TASK TO COMPLETE: All of the entries must be reproduced exactly, with no images carried over.

DATASET:
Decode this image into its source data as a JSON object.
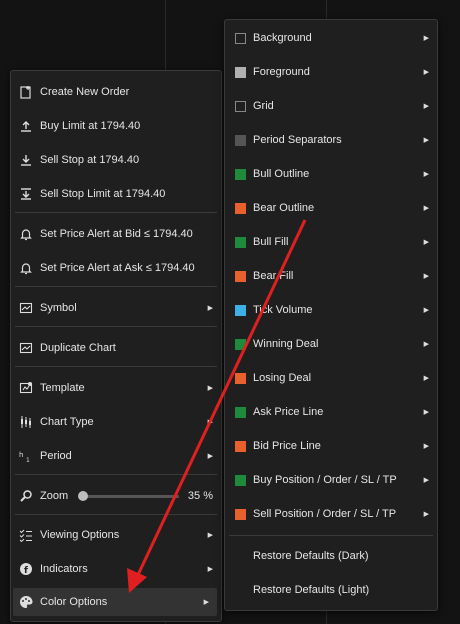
{
  "main_menu": {
    "create_new_order": "Create New Order",
    "buy_limit": "Buy Limit at 1794.40",
    "sell_stop": "Sell Stop at 1794.40",
    "sell_stop_limit": "Sell Stop Limit at 1794.40",
    "alert_bid": "Set Price Alert at Bid ≤ 1794.40",
    "alert_ask": "Set Price Alert at Ask ≤ 1794.40",
    "symbol": "Symbol",
    "duplicate_chart": "Duplicate Chart",
    "template": "Template",
    "chart_type": "Chart Type",
    "period": "Period",
    "zoom_label": "Zoom",
    "zoom_value": "35 %",
    "zoom_level_percent": 35,
    "viewing_options": "Viewing Options",
    "indicators": "Indicators",
    "color_options": "Color Options"
  },
  "color_menu": {
    "items": [
      {
        "label": "Background",
        "color": "#1f1f1f"
      },
      {
        "label": "Foreground",
        "color": "#b0b0b0"
      },
      {
        "label": "Grid",
        "color": "#1f1f1f"
      },
      {
        "label": "Period Separators",
        "color": "#555555"
      },
      {
        "label": "Bull Outline",
        "color": "#1e8a3c"
      },
      {
        "label": "Bear Outline",
        "color": "#e8602c"
      },
      {
        "label": "Bull Fill",
        "color": "#1e8a3c"
      },
      {
        "label": "Bear Fill",
        "color": "#e8602c"
      },
      {
        "label": "Tick Volume",
        "color": "#3db0e8"
      },
      {
        "label": "Winning Deal",
        "color": "#1e8a3c"
      },
      {
        "label": "Losing Deal",
        "color": "#e8602c"
      },
      {
        "label": "Ask Price Line",
        "color": "#1e8a3c"
      },
      {
        "label": "Bid Price Line",
        "color": "#e8602c"
      },
      {
        "label": "Buy Position / Order / SL / TP",
        "color": "#1e8a3c"
      },
      {
        "label": "Sell Position / Order / SL / TP",
        "color": "#e8602c"
      }
    ],
    "restore_dark": "Restore Defaults (Dark)",
    "restore_light": "Restore Defaults (Light)"
  },
  "annotation_color": "#e02020"
}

RESPONSE:
Decode this image into its source data as a JSON object.
{
  "main_menu": {
    "create_new_order": "Create New Order",
    "buy_limit": "Buy Limit at 1794.40",
    "sell_stop": "Sell Stop at 1794.40",
    "sell_stop_limit": "Sell Stop Limit at 1794.40",
    "alert_bid": "Set Price Alert at Bid ≤ 1794.40",
    "alert_ask": "Set Price Alert at Ask ≤ 1794.40",
    "symbol": "Symbol",
    "duplicate_chart": "Duplicate Chart",
    "template": "Template",
    "chart_type": "Chart Type",
    "period": "Period",
    "zoom_label": "Zoom",
    "zoom_value": "35 %",
    "zoom_level_percent": 35,
    "viewing_options": "Viewing Options",
    "indicators": "Indicators",
    "color_options": "Color Options"
  },
  "color_menu": {
    "items": [
      {
        "label": "Background",
        "color": "#1f1f1f"
      },
      {
        "label": "Foreground",
        "color": "#b0b0b0"
      },
      {
        "label": "Grid",
        "color": "#1f1f1f"
      },
      {
        "label": "Period Separators",
        "color": "#555555"
      },
      {
        "label": "Bull Outline",
        "color": "#1e8a3c"
      },
      {
        "label": "Bear Outline",
        "color": "#e8602c"
      },
      {
        "label": "Bull Fill",
        "color": "#1e8a3c"
      },
      {
        "label": "Bear Fill",
        "color": "#e8602c"
      },
      {
        "label": "Tick Volume",
        "color": "#3db0e8"
      },
      {
        "label": "Winning Deal",
        "color": "#1e8a3c"
      },
      {
        "label": "Losing Deal",
        "color": "#e8602c"
      },
      {
        "label": "Ask Price Line",
        "color": "#1e8a3c"
      },
      {
        "label": "Bid Price Line",
        "color": "#e8602c"
      },
      {
        "label": "Buy Position / Order / SL / TP",
        "color": "#1e8a3c"
      },
      {
        "label": "Sell Position / Order / SL / TP",
        "color": "#e8602c"
      }
    ],
    "restore_dark": "Restore Defaults (Dark)",
    "restore_light": "Restore Defaults (Light)"
  },
  "annotation_color": "#e02020"
}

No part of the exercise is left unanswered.